■ WHAT YOU HAVE TO DO ■
Repeat the whole listing below, word for word.

Data entries:
■ ■ ■ ■ ■ ■ ■

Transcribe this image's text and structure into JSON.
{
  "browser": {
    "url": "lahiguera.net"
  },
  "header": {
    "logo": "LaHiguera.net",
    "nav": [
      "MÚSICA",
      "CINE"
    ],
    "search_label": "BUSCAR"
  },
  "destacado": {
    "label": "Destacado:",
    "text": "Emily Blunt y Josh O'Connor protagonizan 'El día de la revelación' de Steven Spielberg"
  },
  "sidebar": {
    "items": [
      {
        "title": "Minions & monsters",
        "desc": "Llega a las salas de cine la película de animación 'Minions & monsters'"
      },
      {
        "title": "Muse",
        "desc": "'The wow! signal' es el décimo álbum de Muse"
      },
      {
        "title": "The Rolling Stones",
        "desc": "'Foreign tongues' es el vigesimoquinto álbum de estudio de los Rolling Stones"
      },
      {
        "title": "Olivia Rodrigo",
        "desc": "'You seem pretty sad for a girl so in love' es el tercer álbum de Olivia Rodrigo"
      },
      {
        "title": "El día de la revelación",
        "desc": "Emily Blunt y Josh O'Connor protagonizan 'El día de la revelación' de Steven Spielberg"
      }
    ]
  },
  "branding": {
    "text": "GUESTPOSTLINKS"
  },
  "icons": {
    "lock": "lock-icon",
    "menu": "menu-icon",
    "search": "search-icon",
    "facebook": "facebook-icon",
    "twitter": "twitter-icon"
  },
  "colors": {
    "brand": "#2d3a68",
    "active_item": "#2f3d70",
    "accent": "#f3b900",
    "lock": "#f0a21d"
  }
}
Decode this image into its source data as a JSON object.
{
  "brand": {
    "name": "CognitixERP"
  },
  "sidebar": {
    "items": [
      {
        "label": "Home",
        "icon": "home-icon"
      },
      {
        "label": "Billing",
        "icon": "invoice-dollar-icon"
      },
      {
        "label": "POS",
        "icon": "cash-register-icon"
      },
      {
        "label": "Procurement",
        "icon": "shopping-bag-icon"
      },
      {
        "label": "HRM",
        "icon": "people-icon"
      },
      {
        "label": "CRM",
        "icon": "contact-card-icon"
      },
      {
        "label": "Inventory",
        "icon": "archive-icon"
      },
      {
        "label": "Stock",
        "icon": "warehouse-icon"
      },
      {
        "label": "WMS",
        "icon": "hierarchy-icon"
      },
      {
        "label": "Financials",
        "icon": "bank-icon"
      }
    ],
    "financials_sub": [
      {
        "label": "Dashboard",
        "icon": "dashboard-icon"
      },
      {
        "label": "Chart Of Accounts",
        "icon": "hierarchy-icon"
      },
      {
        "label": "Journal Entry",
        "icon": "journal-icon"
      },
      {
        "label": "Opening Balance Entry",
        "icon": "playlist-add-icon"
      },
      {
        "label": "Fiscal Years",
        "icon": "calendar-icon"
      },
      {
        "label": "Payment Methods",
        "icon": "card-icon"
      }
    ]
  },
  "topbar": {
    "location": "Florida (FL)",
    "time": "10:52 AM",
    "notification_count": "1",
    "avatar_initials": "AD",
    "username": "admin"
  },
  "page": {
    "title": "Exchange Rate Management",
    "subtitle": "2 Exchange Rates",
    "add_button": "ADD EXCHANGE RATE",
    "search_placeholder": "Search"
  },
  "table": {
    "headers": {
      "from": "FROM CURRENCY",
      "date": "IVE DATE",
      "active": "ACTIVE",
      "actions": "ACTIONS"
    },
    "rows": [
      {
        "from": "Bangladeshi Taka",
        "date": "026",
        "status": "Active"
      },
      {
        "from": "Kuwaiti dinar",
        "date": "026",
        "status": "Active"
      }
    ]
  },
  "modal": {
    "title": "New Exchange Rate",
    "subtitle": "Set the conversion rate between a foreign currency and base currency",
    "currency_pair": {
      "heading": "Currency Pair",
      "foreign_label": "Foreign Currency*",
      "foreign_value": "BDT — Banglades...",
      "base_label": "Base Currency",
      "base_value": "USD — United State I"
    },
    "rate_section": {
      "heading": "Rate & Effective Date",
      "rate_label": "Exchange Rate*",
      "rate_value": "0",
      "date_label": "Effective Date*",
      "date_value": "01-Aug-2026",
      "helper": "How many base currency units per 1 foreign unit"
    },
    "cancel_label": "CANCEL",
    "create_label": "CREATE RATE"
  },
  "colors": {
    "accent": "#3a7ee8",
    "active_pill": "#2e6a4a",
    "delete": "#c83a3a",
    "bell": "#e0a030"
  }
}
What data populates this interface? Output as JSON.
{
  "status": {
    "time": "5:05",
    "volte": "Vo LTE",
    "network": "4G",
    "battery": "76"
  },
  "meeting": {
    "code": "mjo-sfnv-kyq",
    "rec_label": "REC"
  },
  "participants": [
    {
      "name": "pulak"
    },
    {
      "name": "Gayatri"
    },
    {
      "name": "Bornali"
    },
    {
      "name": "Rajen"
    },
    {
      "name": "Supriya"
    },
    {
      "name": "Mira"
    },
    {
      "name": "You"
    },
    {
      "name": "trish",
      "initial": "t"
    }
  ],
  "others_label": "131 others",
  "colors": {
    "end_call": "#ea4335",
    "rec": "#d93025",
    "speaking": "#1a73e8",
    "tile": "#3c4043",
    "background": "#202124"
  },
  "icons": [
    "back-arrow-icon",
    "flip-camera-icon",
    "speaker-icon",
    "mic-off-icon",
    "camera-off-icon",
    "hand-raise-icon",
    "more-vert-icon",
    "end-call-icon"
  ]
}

■ ■ ■ ■ ■ ■ ■

■ WRITTEN REPLY ■
Transcribe this image's text and structure into JSON.
{
  "browser": {
    "url": "lahiguera.net"
  },
  "header": {
    "logo": "LaHiguera.net",
    "nav": [
      "MÚSICA",
      "CINE"
    ],
    "search_label": "BUSCAR"
  },
  "destacado": {
    "label": "Destacado:",
    "text": "Emily Blunt y Josh O'Connor protagonizan 'El día de la revelación' de Steven Spielberg"
  },
  "sidebar": {
    "items": [
      {
        "title": "Minions & monsters",
        "desc": "Llega a las salas de cine la película de animación 'Minions & monsters'"
      },
      {
        "title": "Muse",
        "desc": "'The wow! signal' es el décimo álbum de Muse"
      },
      {
        "title": "The Rolling Stones",
        "desc": "'Foreign tongues' es el vigesimoquinto álbum de estudio de los Rolling Stones"
      },
      {
        "title": "Olivia Rodrigo",
        "desc": "'You seem pretty sad for a girl so in love' es el tercer álbum de Olivia Rodrigo"
      },
      {
        "title": "El día de la revelación",
        "desc": "Emily Blunt y Josh O'Connor protagonizan 'El día de la revelación' de Steven Spielberg"
      }
    ]
  },
  "branding": {
    "text": "GUESTPOSTLINKS"
  },
  "icons": {
    "lock": "lock-icon",
    "menu": "menu-icon",
    "search": "search-icon",
    "facebook": "facebook-icon",
    "twitter": "twitter-icon"
  },
  "colors": {
    "brand": "#2d3a68",
    "active_item": "#2f3d70",
    "accent": "#f3b900",
    "lock": "#f0a21d"
  }
}
Decode this image into its source data as a JSON object.
{
  "brand": {
    "name": "CognitixERP"
  },
  "sidebar": {
    "items": [
      {
        "label": "Home",
        "icon": "home-icon"
      },
      {
        "label": "Billing",
        "icon": "invoice-dollar-icon"
      },
      {
        "label": "POS",
        "icon": "cash-register-icon"
      },
      {
        "label": "Procurement",
        "icon": "shopping-bag-icon"
      },
      {
        "label": "HRM",
        "icon": "people-icon"
      },
      {
        "label": "CRM",
        "icon": "contact-card-icon"
      },
      {
        "label": "Inventory",
        "icon": "archive-icon"
      },
      {
        "label": "Stock",
        "icon": "warehouse-icon"
      },
      {
        "label": "WMS",
        "icon": "hierarchy-icon"
      },
      {
        "label": "Financials",
        "icon": "bank-icon"
      }
    ],
    "financials_sub": [
      {
        "label": "Dashboard",
        "icon": "dashboard-icon"
      },
      {
        "label": "Chart Of Accounts",
        "icon": "hierarchy-icon"
      },
      {
        "label": "Journal Entry",
        "icon": "journal-icon"
      },
      {
        "label": "Opening Balance Entry",
        "icon": "playlist-add-icon"
      },
      {
        "label": "Fiscal Years",
        "icon": "calendar-icon"
      },
      {
        "label": "Payment Methods",
        "icon": "card-icon"
      }
    ]
  },
  "topbar": {
    "location": "Florida (FL)",
    "time": "10:52 AM",
    "notification_count": "1",
    "avatar_initials": "AD",
    "username": "admin"
  },
  "page": {
    "title": "Exchange Rate Management",
    "subtitle": "2 Exchange Rates",
    "add_button": "ADD EXCHANGE RATE",
    "search_placeholder": "Search"
  },
  "table": {
    "headers": {
      "from": "FROM CURRENCY",
      "date": "IVE DATE",
      "active": "ACTIVE",
      "actions": "ACTIONS"
    },
    "rows": [
      {
        "from": "Bangladeshi Taka",
        "date": "026",
        "status": "Active"
      },
      {
        "from": "Kuwaiti dinar",
        "date": "026",
        "status": "Active"
      }
    ]
  },
  "modal": {
    "title": "New Exchange Rate",
    "subtitle": "Set the conversion rate between a foreign currency and base currency",
    "currency_pair": {
      "heading": "Currency Pair",
      "foreign_label": "Foreign Currency*",
      "foreign_value": "BDT — Banglades...",
      "base_label": "Base Currency",
      "base_value": "USD — United State I"
    },
    "rate_section": {
      "heading": "Rate & Effective Date",
      "rate_label": "Exchange Rate*",
      "rate_value": "0",
      "date_label": "Effective Date*",
      "date_value": "01-Aug-2026",
      "helper": "How many base currency units per 1 foreign unit"
    },
    "cancel_label": "CANCEL",
    "create_label": "CREATE RATE"
  },
  "colors": {
    "accent": "#3a7ee8",
    "active_pill": "#2e6a4a",
    "delete": "#c83a3a",
    "bell": "#e0a030"
  }
}
What data populates this interface? Output as JSON.
{
  "status": {
    "time": "5:05",
    "volte": "Vo LTE",
    "network": "4G",
    "battery": "76"
  },
  "meeting": {
    "code": "mjo-sfnv-kyq",
    "rec_label": "REC"
  },
  "participants": [
    {
      "name": "pulak"
    },
    {
      "name": "Gayatri"
    },
    {
      "name": "Bornali"
    },
    {
      "name": "Rajen"
    },
    {
      "name": "Supriya"
    },
    {
      "name": "Mira"
    },
    {
      "name": "You"
    },
    {
      "name": "trish",
      "initial": "t"
    }
  ],
  "others_label": "131 others",
  "colors": {
    "end_call": "#ea4335",
    "rec": "#d93025",
    "speaking": "#1a73e8",
    "tile": "#3c4043",
    "background": "#202124"
  },
  "icons": [
    "back-arrow-icon",
    "flip-camera-icon",
    "speaker-icon",
    "mic-off-icon",
    "camera-off-icon",
    "hand-raise-icon",
    "more-vert-icon",
    "end-call-icon"
  ]
}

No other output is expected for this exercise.